→ **Job 1**
Echo the records exactly, starting at the line that contains "Patent image size: (921, 564)." and ending at the last line of the records.
## begin Supplied text
Wednesday, December 16, 2015

Prefabrication experiments - 85 - The Architects Collaborative and housing prototypes

The strong relationship between housing, architecture and prefabrication founded on the principles of industrialization, notably mass-production, urbanisation and commercialization defined modernity in architecture. The modern architect inspired, strived and searched for innovative housing types that combined industry, architecture and a new willingness to serve. Together with Frank Loyd Wright's Usonian homes to Alar Aalto's small wood houses in collaboration with Ahlström, architects transformed the practise from its elitist heritage based on underwriting kings, emperors and the clergy into a profession that helped conceptualize and redefine the industrial city and its necessary constituents. The modern architect was as much a philosopher as he was a designer.

The figurehead of the profession’s social renewal and the search for an equitable solution to the housing problem was Walter Gropius. His early designs for Copper houses, his 1924 manifesto on the housing industry and his later collaborations with Konrad Wachsmann explored industrialized but variable systems for building. His American influence evolved from his role at the German Bauhaus, his prominence at Harvard and eventually led to a collaborative studio founded with seven young American architects. The Architects Collaborative (TAC) founded on Gropius’ social vision helped the group become an important part of modernism in the USA. Among a great variety of mandates, TAC developed master plans for Six Moon Hill and Five fields. The two housing developments in Lexington, Massachusetts, a suburb of Boston, were to elucidate the potential relationship between simple low-cost designs and the spatial quality that had become synonymous with the modernist tenet.
## end Supplied text
## begin Information provided
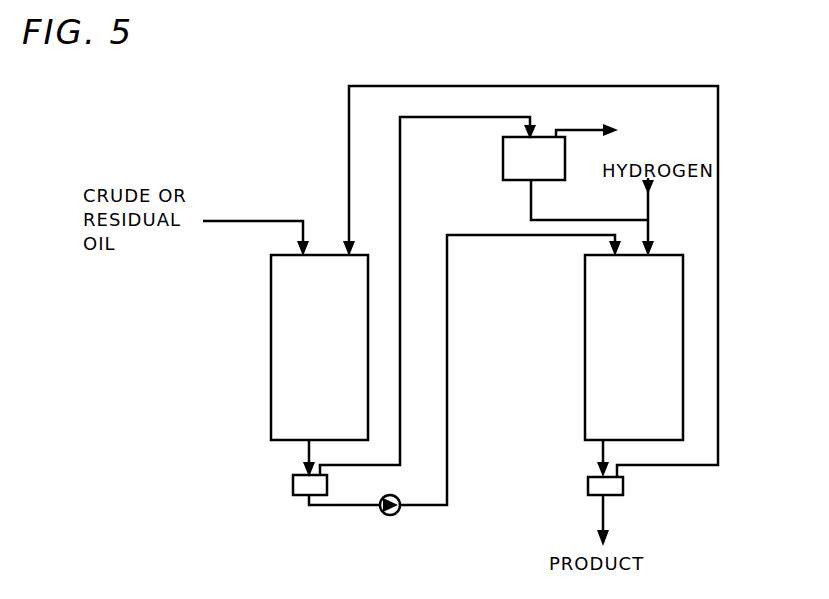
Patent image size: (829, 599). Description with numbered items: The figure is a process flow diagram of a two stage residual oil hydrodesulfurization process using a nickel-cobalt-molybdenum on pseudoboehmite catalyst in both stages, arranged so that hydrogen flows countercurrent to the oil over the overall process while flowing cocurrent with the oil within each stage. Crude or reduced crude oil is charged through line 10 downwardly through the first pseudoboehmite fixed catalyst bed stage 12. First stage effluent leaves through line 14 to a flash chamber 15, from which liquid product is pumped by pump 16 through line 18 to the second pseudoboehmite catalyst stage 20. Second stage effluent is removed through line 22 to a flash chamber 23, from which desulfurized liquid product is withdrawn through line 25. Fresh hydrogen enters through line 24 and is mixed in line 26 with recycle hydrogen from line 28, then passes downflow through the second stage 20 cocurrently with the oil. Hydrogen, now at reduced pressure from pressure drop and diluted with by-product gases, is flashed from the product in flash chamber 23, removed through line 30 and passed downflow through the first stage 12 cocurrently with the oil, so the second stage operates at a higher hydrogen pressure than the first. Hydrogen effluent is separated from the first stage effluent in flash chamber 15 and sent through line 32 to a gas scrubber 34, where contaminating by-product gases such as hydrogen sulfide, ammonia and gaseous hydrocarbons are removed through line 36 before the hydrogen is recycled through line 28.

The line 10 is at (232, 221).
The first pseudoboehmite fixed catalyst bed stage 12 is at (368, 373).
The line 14 is at (304, 450).
The flash chamber 15 is at (335, 481).
The pump 16 is at (389, 515).
The line 18 is at (447, 228).
The second pseudoboehmite catalyst stage 20 is at (684, 282).
The line 22 is at (599, 453).
The flash chamber 23 is at (624, 484).
The line 24 is at (651, 200).
The line 25 is at (605, 519).
The line 26 is at (651, 238).
The line 28 is at (534, 199).
The line 30 is at (718, 447).
The line 32 is at (532, 124).
The gas scrubber 34 is at (503, 184).
The line 36 is at (572, 134).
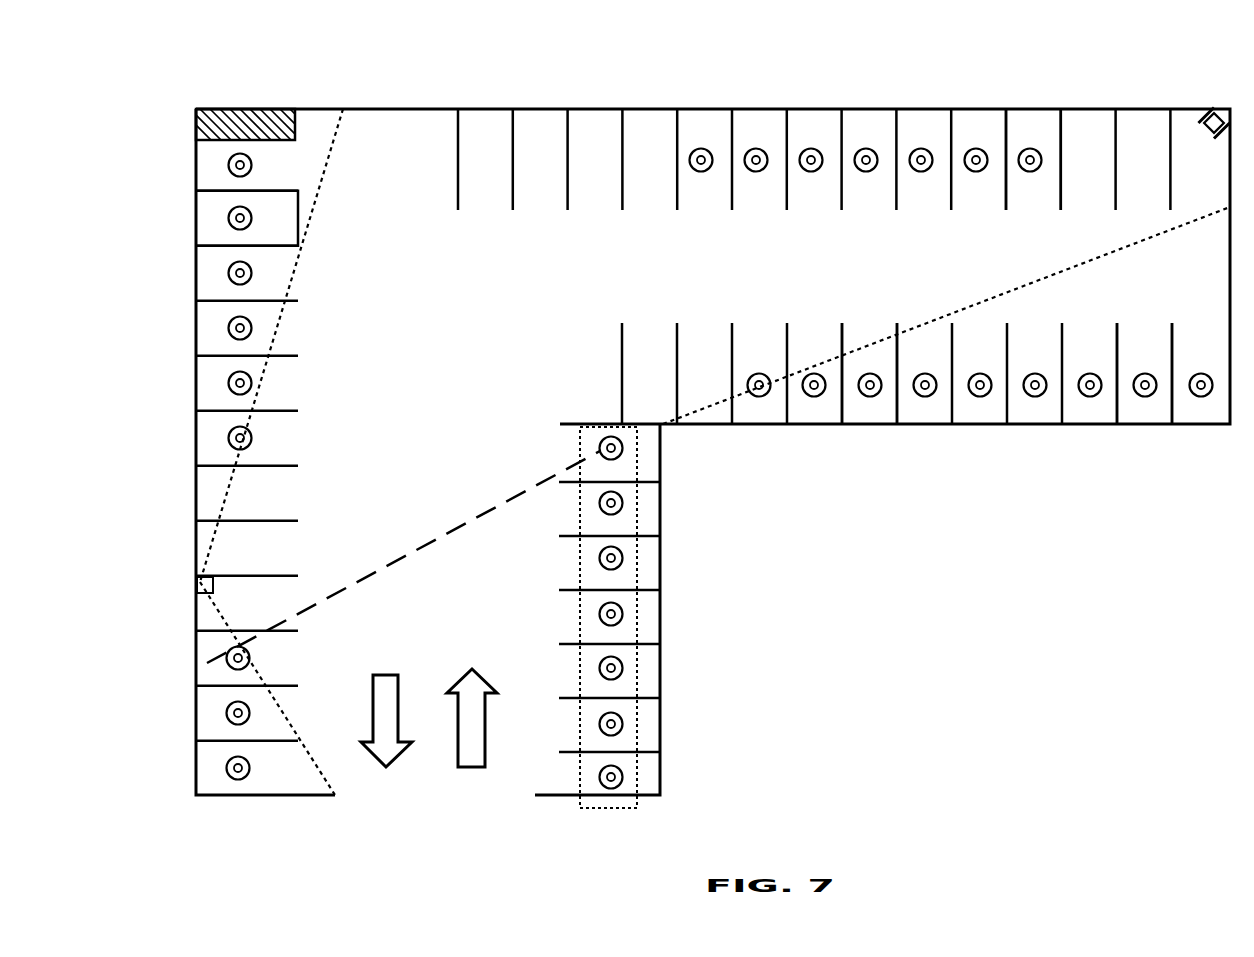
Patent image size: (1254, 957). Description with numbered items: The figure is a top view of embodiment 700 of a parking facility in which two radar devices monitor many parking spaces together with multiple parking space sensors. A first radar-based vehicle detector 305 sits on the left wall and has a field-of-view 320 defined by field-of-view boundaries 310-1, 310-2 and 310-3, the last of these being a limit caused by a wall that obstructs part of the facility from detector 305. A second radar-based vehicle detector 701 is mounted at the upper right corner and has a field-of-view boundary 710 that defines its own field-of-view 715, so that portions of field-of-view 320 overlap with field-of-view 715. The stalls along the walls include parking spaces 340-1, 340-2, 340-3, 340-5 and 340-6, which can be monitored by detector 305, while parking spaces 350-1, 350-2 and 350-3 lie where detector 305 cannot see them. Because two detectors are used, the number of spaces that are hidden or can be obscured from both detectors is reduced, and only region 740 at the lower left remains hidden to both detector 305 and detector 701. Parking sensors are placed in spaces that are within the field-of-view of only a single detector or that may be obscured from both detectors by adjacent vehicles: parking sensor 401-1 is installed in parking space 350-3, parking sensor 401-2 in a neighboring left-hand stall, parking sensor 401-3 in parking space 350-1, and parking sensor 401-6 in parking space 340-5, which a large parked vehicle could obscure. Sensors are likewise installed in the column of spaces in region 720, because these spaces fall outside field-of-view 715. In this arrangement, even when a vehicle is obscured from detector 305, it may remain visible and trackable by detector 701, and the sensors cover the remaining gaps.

The embodiment 700 is at (138, 80).
The radar-based vehicle detector 701 is at (1205, 112).
The radar-based vehicle detector 305 is at (200, 578).
The field-of-view boundary 310-1 is at (328, 165).
The field-of-view boundary 310-2 is at (315, 758).
The field-of-view boundary 310-3 is at (1140, 247).
The field-of-view 320 is at (638, 450).
The parking space 340-1 is at (645, 120).
The parking space 340-2 is at (655, 497).
The parking space 340-3 is at (655, 665).
The parking space 340-5 is at (1016, 120).
The parking space 340-6 is at (686, 340).
The parking space 350-1 is at (873, 413).
The parking space 350-2 is at (1148, 410).
The parking space 350-3 is at (209, 222).
The parking sensor 401-1 is at (228, 218).
The parking sensor 401-2 is at (228, 330).
The parking sensor 401-3 is at (868, 397).
The parking sensor 401-6 is at (1026, 172).
The field-of-view boundary 710 is at (425, 548).
The field-of-view 715 is at (782, 292).
The region 720 is at (597, 808).
The region 740 is at (294, 781).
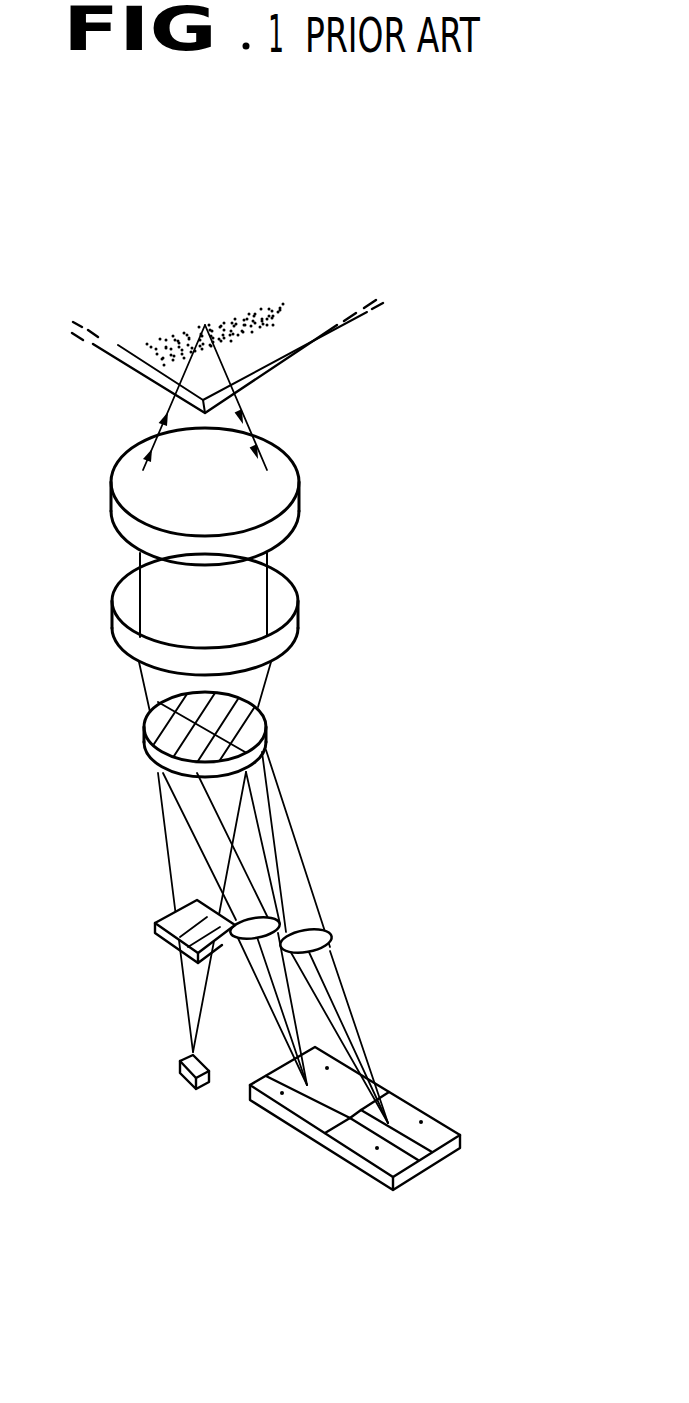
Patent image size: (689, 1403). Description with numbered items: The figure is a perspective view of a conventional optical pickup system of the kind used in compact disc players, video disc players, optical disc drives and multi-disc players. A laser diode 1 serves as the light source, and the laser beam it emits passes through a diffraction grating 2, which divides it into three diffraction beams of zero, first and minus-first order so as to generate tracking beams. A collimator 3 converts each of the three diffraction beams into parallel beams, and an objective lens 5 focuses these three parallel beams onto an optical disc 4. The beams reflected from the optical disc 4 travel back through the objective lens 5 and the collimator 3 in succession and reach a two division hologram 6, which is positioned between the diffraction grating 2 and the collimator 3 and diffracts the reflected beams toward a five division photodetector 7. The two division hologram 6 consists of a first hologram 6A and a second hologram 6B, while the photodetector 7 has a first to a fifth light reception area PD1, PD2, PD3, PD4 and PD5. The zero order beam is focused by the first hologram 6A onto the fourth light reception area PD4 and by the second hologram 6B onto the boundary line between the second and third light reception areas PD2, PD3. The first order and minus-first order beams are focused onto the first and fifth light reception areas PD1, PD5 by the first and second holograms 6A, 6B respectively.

The laser diode 1 is at (180, 1065).
The diffraction grating 2 is at (157, 920).
The collimator 3 is at (135, 643).
The optical disc 4 is at (132, 346).
The objective lens 5 is at (127, 525).
The two division hologram 6 is at (201, 736).
The first hologram 6A is at (146, 729).
The second hologram 6B is at (266, 734).
The five division photodetector 7 is at (358, 1179).
The first light reception area PD1 is at (333, 1128).
The second light reception area PD2 is at (405, 1146).
The third light reception area PD3 is at (403, 1120).
The fourth light reception area PD4 is at (250, 1100).
The fifth light reception area PD5 is at (390, 1103).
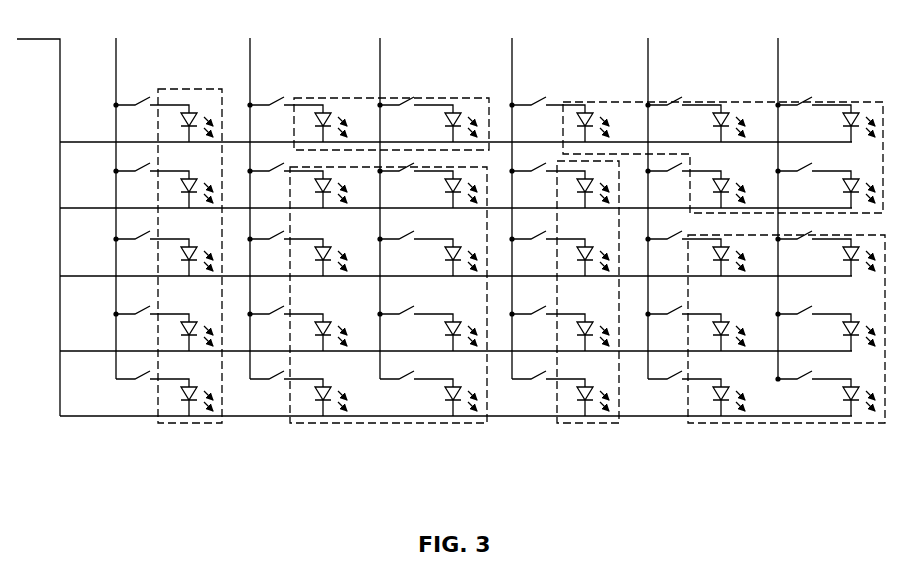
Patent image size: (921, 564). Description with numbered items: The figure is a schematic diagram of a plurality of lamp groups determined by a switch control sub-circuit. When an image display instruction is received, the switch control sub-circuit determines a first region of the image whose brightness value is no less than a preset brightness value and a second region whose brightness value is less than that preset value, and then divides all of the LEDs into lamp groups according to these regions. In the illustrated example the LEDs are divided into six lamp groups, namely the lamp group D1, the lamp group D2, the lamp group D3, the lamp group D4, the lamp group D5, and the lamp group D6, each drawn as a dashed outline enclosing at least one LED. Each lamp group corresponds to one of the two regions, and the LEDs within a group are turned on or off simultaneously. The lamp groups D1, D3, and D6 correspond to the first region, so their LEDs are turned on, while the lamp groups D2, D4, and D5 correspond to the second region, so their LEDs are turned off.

The lamp group D1 is at (186, 88).
The lamp group D2 is at (436, 98).
The lamp group D3 is at (423, 423).
The lamp group D4 is at (592, 423).
The lamp group D5 is at (775, 423).
The lamp group D6 is at (837, 101).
## end Information provided
→ **Job 2**
Duplicate the passage of the text on prefabricated housing exactly, starting at "The strong relationship" and ending at "was a designer.".

→ **Final result 1**
Patent image size: (921, 564). Description with numbered items: The figure is a schematic diagram of a plurality of lamp groups determined by a switch control sub-circuit. When an image display instruction is received, the switch control sub-circuit determines a first region of the image whose brightness value is no less than a preset brightness value and a second region whose brightness value is less than that preset value, and then divides all of the LEDs into lamp groups according to these regions. In the illustrated example the LEDs are divided into six lamp groups, namely the lamp group D1, the lamp group D2, the lamp group D3, the lamp group D4, the lamp group D5, and the lamp group D6, each drawn as a dashed outline enclosing at least one LED. Each lamp group corresponds to one of the two regions, and the LEDs within a group are turned on or off simultaneously. The lamp groups D1, D3, and D6 correspond to the first region, so their LEDs are turned on, while the lamp groups D2, D4, and D5 correspond to the second region, so their LEDs are turned off.

The lamp group D1 is at (186, 88).
The lamp group D2 is at (436, 98).
The lamp group D3 is at (423, 423).
The lamp group D4 is at (592, 423).
The lamp group D5 is at (775, 423).
The lamp group D6 is at (837, 101).

→ **Final result 2**
The strong relationship between housing, architecture and prefabrication founded on the principles of industrialization, notably mass-production, urbanisation and commercialization defined modernity in architecture. The modern architect inspired, strived and searched for innovative housing types that combined industry, architecture and a new willingness to serve. Together with Frank Loyd Wright's Usonian homes to Alar Aalto's small wood houses in collaboration with Ahlström, architects transformed the practise from its elitist heritage based on underwriting kings, emperors and the clergy into a profession that helped conceptualize and redefine the industrial city and its necessary constituents. The modern architect was as much a philosopher as he was a designer.